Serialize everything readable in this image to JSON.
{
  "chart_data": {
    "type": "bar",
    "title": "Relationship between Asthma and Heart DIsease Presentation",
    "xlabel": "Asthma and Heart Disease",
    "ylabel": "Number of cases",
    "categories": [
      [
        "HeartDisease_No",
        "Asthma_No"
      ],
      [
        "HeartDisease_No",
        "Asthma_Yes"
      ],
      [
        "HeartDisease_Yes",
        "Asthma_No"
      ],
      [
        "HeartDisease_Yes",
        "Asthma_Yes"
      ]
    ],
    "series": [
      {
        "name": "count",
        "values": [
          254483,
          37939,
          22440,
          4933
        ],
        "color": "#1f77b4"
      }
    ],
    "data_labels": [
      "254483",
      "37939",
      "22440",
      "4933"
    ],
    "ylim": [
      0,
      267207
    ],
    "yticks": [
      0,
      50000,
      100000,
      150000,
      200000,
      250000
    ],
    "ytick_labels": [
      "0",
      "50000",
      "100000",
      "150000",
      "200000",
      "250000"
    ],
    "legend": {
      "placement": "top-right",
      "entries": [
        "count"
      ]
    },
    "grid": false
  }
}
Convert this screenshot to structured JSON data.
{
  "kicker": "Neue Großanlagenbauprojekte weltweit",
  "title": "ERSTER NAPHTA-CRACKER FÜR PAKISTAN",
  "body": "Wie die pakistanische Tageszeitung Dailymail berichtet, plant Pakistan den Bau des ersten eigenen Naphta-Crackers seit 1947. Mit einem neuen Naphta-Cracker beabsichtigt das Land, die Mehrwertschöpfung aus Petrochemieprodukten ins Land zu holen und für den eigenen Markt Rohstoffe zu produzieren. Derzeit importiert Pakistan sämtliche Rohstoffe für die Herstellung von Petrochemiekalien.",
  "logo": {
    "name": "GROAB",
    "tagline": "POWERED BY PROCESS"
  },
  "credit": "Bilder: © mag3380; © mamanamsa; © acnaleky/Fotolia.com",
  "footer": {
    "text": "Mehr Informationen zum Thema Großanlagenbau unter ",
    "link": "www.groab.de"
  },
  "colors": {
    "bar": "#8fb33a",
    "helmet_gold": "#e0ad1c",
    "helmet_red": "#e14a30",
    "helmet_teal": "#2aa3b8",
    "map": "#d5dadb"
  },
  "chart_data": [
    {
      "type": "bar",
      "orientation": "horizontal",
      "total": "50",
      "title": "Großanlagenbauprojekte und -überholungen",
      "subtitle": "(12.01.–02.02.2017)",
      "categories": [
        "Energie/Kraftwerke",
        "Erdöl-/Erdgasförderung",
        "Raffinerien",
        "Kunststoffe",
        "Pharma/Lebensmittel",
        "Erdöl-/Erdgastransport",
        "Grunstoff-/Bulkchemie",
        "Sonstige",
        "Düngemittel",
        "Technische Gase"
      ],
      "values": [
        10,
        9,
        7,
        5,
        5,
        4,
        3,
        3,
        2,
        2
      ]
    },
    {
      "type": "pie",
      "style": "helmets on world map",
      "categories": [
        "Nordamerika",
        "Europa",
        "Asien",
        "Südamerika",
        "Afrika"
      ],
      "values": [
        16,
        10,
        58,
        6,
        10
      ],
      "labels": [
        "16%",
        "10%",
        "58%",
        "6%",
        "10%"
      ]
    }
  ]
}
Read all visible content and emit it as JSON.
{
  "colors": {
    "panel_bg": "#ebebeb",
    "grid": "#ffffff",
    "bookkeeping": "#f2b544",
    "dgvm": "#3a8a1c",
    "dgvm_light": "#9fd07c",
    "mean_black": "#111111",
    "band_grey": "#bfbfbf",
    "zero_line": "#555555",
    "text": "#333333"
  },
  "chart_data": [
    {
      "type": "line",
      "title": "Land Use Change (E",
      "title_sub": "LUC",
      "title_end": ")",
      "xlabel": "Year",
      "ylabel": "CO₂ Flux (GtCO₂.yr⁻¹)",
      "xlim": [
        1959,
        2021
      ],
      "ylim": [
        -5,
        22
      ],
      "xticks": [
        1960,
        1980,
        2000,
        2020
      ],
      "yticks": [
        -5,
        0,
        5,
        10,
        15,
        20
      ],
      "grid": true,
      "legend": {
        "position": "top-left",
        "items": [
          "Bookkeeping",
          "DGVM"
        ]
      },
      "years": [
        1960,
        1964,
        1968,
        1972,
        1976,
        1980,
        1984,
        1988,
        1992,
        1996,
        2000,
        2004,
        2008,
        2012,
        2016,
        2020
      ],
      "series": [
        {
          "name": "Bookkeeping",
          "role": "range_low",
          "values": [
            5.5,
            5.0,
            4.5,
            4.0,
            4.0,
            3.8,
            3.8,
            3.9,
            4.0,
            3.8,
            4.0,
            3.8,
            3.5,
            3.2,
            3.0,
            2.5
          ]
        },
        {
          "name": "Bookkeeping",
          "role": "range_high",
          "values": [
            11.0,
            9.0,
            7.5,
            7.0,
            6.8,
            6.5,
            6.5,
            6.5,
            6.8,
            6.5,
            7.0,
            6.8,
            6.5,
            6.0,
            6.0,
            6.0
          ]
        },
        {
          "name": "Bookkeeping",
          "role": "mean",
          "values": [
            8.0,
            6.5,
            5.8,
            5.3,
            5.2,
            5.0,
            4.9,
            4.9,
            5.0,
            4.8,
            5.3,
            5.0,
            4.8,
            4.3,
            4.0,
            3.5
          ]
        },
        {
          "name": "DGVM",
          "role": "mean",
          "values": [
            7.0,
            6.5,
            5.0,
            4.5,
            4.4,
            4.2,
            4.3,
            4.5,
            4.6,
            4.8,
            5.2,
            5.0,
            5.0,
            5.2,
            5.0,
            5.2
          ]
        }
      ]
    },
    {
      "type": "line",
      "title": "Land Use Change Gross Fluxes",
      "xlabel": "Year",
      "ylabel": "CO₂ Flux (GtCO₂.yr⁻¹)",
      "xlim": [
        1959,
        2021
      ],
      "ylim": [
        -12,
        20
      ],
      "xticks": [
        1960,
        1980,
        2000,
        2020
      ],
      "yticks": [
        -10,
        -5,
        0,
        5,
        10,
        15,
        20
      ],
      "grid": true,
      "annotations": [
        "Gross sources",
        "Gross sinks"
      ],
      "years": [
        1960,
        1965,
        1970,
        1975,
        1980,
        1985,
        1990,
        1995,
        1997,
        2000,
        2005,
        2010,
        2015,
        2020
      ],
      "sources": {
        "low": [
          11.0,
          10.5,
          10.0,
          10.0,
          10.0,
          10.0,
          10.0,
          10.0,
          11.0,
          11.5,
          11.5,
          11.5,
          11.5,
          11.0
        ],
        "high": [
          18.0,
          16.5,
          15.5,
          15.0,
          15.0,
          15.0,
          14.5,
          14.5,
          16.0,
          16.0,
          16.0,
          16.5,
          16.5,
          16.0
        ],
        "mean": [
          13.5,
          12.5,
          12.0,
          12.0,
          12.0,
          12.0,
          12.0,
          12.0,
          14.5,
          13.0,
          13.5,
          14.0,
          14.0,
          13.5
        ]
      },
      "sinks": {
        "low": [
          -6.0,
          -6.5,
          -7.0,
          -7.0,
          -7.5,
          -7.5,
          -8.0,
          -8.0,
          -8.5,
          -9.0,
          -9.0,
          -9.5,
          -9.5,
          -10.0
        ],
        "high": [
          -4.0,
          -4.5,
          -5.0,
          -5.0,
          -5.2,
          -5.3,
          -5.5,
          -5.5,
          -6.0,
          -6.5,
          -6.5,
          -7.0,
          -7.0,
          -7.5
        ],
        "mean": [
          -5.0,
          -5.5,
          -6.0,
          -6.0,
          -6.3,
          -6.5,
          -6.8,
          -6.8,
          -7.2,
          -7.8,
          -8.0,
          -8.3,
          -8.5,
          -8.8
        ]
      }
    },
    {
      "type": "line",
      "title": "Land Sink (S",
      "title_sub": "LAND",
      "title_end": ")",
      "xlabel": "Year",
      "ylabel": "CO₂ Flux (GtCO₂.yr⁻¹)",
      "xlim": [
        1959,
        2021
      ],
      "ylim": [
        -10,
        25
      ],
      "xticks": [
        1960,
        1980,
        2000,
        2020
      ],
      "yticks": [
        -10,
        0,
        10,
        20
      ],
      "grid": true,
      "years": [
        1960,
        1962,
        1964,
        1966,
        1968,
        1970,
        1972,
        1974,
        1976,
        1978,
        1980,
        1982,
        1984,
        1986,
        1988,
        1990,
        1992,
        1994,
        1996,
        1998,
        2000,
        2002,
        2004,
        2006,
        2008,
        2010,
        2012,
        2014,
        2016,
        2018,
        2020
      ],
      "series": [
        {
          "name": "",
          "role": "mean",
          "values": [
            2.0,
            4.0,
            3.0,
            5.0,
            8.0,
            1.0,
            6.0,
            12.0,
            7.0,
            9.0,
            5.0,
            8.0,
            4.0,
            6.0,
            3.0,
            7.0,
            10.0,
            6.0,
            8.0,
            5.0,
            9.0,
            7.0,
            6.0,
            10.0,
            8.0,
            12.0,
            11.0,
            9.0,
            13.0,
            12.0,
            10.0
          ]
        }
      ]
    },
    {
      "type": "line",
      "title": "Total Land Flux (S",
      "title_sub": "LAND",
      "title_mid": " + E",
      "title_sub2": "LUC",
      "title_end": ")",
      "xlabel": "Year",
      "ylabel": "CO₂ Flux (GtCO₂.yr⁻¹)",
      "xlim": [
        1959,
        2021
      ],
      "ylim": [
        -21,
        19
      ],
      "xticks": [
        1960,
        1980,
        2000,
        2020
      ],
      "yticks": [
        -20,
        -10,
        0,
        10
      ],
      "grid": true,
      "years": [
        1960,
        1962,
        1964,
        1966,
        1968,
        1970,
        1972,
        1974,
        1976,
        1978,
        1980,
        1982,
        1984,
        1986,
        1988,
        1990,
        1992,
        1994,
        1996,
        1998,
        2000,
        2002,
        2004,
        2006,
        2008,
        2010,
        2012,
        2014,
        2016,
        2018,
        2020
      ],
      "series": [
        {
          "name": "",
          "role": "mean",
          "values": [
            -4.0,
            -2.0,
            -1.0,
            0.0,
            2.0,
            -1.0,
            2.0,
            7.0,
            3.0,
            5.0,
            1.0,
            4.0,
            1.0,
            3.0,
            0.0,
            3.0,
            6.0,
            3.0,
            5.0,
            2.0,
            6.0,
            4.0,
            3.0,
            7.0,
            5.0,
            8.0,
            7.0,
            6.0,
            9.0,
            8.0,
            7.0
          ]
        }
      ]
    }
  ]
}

Given request:
Pull out every line above that holds the word "Erdöl".

Output for this task:
        "Erdöl-/Erdgasförderung",
        "Erdöl-/Erdgastransport",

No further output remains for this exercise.